- **THE PROBLEM**:
Write out each line from the data below that includes the word "formació".

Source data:
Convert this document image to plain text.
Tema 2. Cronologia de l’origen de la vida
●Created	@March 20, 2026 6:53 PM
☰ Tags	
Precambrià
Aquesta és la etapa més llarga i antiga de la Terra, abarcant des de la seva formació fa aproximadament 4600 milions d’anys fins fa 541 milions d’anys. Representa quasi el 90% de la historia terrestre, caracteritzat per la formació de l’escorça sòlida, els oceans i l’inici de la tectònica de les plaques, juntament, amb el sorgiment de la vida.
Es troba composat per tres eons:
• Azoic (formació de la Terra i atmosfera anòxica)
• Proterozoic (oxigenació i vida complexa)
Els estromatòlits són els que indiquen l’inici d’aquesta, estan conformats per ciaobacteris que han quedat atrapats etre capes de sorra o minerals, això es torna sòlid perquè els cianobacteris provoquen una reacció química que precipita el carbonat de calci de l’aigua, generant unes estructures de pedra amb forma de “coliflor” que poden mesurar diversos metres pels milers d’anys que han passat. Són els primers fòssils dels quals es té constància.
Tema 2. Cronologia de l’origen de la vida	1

- **TASK RESPONSE**:
Aquesta és la etapa més llarga i antiga de la Terra, abarcant des de la seva formació fa aproximadament 4600 milions d’anys fins fa 541 milions d’anys. Representa quasi el 90% de la historia terrestre, caracteritzat per la formació de l’escorça sòlida, els oceans i l’inici de la tectònica de les plaques, juntament, amb el sorgiment de la vida.
• Azoic (formació de la Terra i atmosfera anòxica)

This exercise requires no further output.